■ Task requirements
Give the listing again exactly, omitting its images.

■ The records
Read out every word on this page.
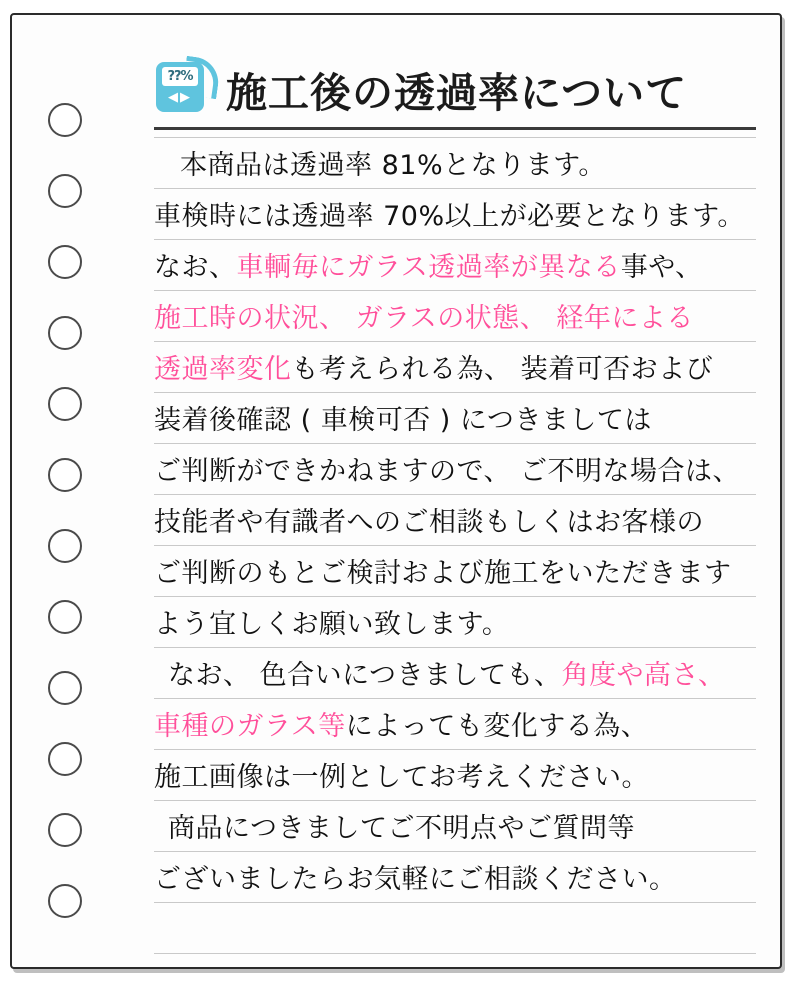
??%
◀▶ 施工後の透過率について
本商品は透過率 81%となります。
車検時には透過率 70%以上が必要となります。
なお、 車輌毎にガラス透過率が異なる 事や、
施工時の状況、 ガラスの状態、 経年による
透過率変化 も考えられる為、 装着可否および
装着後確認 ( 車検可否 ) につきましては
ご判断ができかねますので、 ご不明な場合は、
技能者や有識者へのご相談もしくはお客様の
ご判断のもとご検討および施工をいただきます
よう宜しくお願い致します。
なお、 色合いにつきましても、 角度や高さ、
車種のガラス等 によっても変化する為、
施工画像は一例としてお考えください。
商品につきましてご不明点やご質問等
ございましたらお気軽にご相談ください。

■ Problem solution
Read out every word on this page.
??%
◀▶ 施工後の透過率について
本商品は透過率 81%となります。
車検時には透過率 70%以上が必要となります。
なお、 車輌毎にガラス透過率が異なる 事や、
施工時の状況、 ガラスの状態、 経年による
透過率変化 も考えられる為、 装着可否および
装着後確認 ( 車検可否 ) につきましては
ご判断ができかねますので、 ご不明な場合は、
技能者や有識者へのご相談もしくはお客様の
ご判断のもとご検討および施工をいただきます
よう宜しくお願い致します。
なお、 色合いにつきましても、 角度や高さ、
車種のガラス等 によっても変化する為、
施工画像は一例としてお考えください。
商品につきましてご不明点やご質問等
ございましたらお気軽にご相談ください。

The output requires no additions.